Written task: Repeat the rows below verbatim, beginning with the first row and continuing through the row containing "atom xyxy=(420,623,442,645)".

***** Dataset content *****

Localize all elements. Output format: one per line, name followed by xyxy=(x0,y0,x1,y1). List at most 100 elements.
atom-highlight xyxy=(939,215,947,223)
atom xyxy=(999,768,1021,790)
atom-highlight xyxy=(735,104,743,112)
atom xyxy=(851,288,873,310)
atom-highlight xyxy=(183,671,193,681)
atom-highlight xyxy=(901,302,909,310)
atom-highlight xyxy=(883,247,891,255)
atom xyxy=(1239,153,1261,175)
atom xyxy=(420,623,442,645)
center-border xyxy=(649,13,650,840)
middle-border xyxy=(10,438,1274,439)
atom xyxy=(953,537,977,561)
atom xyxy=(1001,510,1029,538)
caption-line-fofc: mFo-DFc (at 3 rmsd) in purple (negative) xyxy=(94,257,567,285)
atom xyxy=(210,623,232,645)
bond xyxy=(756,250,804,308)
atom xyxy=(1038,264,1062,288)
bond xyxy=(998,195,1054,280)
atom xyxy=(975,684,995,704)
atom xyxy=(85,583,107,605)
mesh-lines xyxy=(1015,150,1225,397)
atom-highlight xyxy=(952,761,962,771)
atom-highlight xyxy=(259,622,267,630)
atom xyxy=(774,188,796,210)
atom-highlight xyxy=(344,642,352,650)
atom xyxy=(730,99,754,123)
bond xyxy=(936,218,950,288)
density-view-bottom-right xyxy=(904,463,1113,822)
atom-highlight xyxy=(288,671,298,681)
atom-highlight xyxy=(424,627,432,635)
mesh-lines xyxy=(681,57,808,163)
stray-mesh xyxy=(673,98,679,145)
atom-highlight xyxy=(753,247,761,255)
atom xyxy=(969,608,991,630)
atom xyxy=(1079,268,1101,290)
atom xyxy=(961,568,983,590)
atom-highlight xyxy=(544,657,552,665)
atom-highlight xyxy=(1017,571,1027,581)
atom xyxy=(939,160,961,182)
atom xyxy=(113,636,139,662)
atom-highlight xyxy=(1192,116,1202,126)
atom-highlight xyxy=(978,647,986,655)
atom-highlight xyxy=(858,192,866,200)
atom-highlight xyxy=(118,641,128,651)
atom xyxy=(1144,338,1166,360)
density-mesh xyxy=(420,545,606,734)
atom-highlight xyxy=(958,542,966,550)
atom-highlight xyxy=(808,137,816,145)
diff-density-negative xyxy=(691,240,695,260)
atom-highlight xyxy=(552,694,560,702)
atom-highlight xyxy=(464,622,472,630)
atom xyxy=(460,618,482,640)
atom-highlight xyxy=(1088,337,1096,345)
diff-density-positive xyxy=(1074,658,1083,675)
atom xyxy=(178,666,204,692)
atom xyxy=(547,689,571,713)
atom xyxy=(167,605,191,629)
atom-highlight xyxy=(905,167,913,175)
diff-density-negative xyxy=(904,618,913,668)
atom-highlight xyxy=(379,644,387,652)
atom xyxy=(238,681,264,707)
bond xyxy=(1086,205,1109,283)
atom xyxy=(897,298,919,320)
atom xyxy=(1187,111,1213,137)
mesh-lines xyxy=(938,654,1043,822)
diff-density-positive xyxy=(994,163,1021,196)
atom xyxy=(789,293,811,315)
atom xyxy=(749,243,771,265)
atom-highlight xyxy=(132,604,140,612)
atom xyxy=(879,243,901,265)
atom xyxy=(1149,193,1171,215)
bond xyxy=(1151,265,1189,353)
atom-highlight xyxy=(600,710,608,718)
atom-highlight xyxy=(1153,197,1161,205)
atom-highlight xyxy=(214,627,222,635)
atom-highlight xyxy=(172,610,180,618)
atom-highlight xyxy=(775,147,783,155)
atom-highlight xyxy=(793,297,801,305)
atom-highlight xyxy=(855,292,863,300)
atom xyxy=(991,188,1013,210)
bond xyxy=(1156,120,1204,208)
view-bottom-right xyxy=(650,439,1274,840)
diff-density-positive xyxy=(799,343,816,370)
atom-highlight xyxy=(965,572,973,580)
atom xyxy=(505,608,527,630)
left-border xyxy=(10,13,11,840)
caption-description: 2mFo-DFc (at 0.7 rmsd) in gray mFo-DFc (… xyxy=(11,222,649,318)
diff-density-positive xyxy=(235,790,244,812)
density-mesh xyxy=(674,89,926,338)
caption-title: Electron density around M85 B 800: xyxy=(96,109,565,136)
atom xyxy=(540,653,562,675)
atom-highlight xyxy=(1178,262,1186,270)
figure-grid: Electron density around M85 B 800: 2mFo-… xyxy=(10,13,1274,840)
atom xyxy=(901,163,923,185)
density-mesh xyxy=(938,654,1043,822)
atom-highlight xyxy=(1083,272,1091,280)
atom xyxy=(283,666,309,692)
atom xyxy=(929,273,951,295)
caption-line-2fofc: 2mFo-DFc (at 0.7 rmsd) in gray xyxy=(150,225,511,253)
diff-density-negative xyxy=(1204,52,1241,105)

*****

The solution:
Localize all elements. Output format: one per line, name followed by xyxy=(x0,y0,x1,y1). List at most 100 elements.
atom-highlight xyxy=(939,215,947,223)
atom xyxy=(999,768,1021,790)
atom-highlight xyxy=(735,104,743,112)
atom xyxy=(851,288,873,310)
atom-highlight xyxy=(183,671,193,681)
atom-highlight xyxy=(901,302,909,310)
atom-highlight xyxy=(883,247,891,255)
atom xyxy=(1239,153,1261,175)
atom xyxy=(420,623,442,645)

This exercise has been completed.